STATED EXERCISE
Restate all of the data exactly.

####################

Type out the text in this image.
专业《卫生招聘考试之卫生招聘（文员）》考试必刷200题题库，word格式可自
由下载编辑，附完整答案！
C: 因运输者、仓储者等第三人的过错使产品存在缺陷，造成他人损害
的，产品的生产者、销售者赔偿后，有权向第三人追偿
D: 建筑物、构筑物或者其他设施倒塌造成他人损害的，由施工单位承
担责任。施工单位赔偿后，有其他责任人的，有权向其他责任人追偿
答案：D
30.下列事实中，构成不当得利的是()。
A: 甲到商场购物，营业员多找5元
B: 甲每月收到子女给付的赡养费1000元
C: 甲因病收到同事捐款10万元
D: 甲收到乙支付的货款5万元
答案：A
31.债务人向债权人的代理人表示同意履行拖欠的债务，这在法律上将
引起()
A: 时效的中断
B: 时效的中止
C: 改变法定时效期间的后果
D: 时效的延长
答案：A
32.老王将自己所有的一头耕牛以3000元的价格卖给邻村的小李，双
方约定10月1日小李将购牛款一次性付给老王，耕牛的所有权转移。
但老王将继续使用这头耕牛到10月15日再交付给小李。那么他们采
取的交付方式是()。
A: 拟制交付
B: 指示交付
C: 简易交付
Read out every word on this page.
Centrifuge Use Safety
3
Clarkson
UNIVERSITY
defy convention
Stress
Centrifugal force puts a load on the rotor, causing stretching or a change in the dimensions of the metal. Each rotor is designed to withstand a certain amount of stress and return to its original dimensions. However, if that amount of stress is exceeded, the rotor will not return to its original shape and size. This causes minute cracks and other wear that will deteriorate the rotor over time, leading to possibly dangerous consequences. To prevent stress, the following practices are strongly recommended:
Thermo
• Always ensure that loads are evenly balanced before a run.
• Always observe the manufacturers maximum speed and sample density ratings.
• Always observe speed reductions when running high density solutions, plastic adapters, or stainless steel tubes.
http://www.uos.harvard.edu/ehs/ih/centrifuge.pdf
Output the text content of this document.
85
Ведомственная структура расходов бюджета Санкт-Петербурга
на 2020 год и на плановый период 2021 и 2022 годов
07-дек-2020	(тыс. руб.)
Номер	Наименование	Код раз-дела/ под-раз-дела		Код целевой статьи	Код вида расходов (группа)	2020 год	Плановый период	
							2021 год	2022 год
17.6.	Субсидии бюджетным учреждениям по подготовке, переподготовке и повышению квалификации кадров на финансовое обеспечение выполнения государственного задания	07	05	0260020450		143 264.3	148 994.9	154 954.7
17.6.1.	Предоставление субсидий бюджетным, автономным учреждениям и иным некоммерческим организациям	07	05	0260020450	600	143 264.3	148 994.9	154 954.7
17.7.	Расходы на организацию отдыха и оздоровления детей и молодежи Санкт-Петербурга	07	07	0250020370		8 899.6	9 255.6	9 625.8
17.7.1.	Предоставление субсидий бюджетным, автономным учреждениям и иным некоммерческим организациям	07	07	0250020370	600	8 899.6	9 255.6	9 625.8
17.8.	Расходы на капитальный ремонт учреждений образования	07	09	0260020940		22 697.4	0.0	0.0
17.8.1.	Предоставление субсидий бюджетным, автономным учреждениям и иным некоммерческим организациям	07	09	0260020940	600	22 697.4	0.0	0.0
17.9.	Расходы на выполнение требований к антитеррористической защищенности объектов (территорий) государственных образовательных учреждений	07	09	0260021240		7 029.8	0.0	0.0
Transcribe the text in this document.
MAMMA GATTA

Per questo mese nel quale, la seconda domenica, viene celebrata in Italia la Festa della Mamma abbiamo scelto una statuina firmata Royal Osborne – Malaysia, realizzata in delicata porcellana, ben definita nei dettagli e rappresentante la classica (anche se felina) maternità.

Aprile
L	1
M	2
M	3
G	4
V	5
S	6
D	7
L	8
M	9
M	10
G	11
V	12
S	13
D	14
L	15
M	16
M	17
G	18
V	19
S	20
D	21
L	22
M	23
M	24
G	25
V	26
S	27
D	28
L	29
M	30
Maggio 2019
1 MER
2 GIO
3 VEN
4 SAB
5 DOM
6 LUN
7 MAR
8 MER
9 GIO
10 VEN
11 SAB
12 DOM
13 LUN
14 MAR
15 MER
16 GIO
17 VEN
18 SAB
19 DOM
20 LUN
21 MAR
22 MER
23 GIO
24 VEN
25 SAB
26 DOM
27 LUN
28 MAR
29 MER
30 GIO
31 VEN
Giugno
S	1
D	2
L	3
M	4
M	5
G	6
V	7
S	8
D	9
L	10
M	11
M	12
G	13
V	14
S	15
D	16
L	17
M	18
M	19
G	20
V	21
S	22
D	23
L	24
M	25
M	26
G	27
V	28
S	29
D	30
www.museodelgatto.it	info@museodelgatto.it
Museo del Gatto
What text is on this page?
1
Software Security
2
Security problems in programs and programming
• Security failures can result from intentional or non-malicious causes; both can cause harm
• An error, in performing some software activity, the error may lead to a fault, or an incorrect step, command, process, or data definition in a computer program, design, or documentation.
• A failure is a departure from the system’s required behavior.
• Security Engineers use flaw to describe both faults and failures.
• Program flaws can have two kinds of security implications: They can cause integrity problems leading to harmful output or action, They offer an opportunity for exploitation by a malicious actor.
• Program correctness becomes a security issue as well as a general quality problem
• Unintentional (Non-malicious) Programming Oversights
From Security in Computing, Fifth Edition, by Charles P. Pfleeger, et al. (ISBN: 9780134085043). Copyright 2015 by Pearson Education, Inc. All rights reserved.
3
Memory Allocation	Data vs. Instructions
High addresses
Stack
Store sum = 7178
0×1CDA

####################

RESULT
Type out the text in this image.
专业《卫生招聘考试之卫生招聘（文员）》考试必刷200题题库，word格式可自
由下载编辑，附完整答案！
C: 因运输者、仓储者等第三人的过错使产品存在缺陷，造成他人损害
的，产品的生产者、销售者赔偿后，有权向第三人追偿
D: 建筑物、构筑物或者其他设施倒塌造成他人损害的，由施工单位承
担责任。施工单位赔偿后，有其他责任人的，有权向其他责任人追偿
答案：D
30.下列事实中，构成不当得利的是()。
A: 甲到商场购物，营业员多找5元
B: 甲每月收到子女给付的赡养费1000元
C: 甲因病收到同事捐款10万元
D: 甲收到乙支付的货款5万元
答案：A
31.债务人向债权人的代理人表示同意履行拖欠的债务，这在法律上将
引起()
A: 时效的中断
B: 时效的中止
C: 改变法定时效期间的后果
D: 时效的延长
答案：A
32.老王将自己所有的一头耕牛以3000元的价格卖给邻村的小李，双
方约定10月1日小李将购牛款一次性付给老王，耕牛的所有权转移。
但老王将继续使用这头耕牛到10月15日再交付给小李。那么他们采
取的交付方式是()。
A: 拟制交付
B: 指示交付
C: 简易交付
Read out every word on this page.
Centrifuge Use Safety
3
Clarkson
UNIVERSITY
defy convention
Stress
Centrifugal force puts a load on the rotor, causing stretching or a change in the dimensions of the metal. Each rotor is designed to withstand a certain amount of stress and return to its original dimensions. However, if that amount of stress is exceeded, the rotor will not return to its original shape and size. This causes minute cracks and other wear that will deteriorate the rotor over time, leading to possibly dangerous consequences. To prevent stress, the following practices are strongly recommended:
Thermo
• Always ensure that loads are evenly balanced before a run.
• Always observe the manufacturers maximum speed and sample density ratings.
• Always observe speed reductions when running high density solutions, plastic adapters, or stainless steel tubes.
http://www.uos.harvard.edu/ehs/ih/centrifuge.pdf
Output the text content of this document.
85
Ведомственная структура расходов бюджета Санкт-Петербурга
на 2020 год и на плановый период 2021 и 2022 годов
07-дек-2020	(тыс. руб.)
Номер	Наименование	Код раз-дела/ под-раз-дела		Код целевой статьи	Код вида расходов (группа)	2020 год	Плановый период	
							2021 год	2022 год
17.6.	Субсидии бюджетным учреждениям по подготовке, переподготовке и повышению квалификации кадров на финансовое обеспечение выполнения государственного задания	07	05	0260020450		143 264.3	148 994.9	154 954.7
17.6.1.	Предоставление субсидий бюджетным, автономным учреждениям и иным некоммерческим организациям	07	05	0260020450	600	143 264.3	148 994.9	154 954.7
17.7.	Расходы на организацию отдыха и оздоровления детей и молодежи Санкт-Петербурга	07	07	0250020370		8 899.6	9 255.6	9 625.8
17.7.1.	Предоставление субсидий бюджетным, автономным учреждениям и иным некоммерческим организациям	07	07	0250020370	600	8 899.6	9 255.6	9 625.8
17.8.	Расходы на капитальный ремонт учреждений образования	07	09	0260020940		22 697.4	0.0	0.0
17.8.1.	Предоставление субсидий бюджетным, автономным учреждениям и иным некоммерческим организациям	07	09	0260020940	600	22 697.4	0.0	0.0
17.9.	Расходы на выполнение требований к антитеррористической защищенности объектов (территорий) государственных образовательных учреждений	07	09	0260021240		7 029.8	0.0	0.0
Transcribe the text in this document.
MAMMA GATTA

Per questo mese nel quale, la seconda domenica, viene celebrata in Italia la Festa della Mamma abbiamo scelto una statuina firmata Royal Osborne – Malaysia, realizzata in delicata porcellana, ben definita nei dettagli e rappresentante la classica (anche se felina) maternità.

Aprile
L	1
M	2
M	3
G	4
V	5
S	6
D	7
L	8
M	9
M	10
G	11
V	12
S	13
D	14
L	15
M	16
M	17
G	18
V	19
S	20
D	21
L	22
M	23
M	24
G	25
V	26
S	27
D	28
L	29
M	30
Maggio 2019
1 MER
2 GIO
3 VEN
4 SAB
5 DOM
6 LUN
7 MAR
8 MER
9 GIO
10 VEN
11 SAB
12 DOM
13 LUN
14 MAR
15 MER
16 GIO
17 VEN
18 SAB
19 DOM
20 LUN
21 MAR
22 MER
23 GIO
24 VEN
25 SAB
26 DOM
27 LUN
28 MAR
29 MER
30 GIO
31 VEN
Giugno
S	1
D	2
L	3
M	4
M	5
G	6
V	7
S	8
D	9
L	10
M	11
M	12
G	13
V	14
S	15
D	16
L	17
M	18
M	19
G	20
V	21
S	22
D	23
L	24
M	25
M	26
G	27
V	28
S	29
D	30
www.museodelgatto.it	info@museodelgatto.it
Museo del Gatto
What text is on this page?
1
Software Security
2
Security problems in programs and programming
• Security failures can result from intentional or non-malicious causes; both can cause harm
• An error, in performing some software activity, the error may lead to a fault, or an incorrect step, command, process, or data definition in a computer program, design, or documentation.
• A failure is a departure from the system’s required behavior.
• Security Engineers use flaw to describe both faults and failures.
• Program flaws can have two kinds of security implications: They can cause integrity problems leading to harmful output or action, They offer an opportunity for exploitation by a malicious actor.
• Program correctness becomes a security issue as well as a general quality problem
• Unintentional (Non-malicious) Programming Oversights
From Security in Computing, Fifth Edition, by Charles P. Pfleeger, et al. (ISBN: 9780134085043). Copyright 2015 by Pearson Education, Inc. All rights reserved.
3
Memory Allocation	Data vs. Instructions
High addresses
Stack
Store sum = 7178
0×1CDA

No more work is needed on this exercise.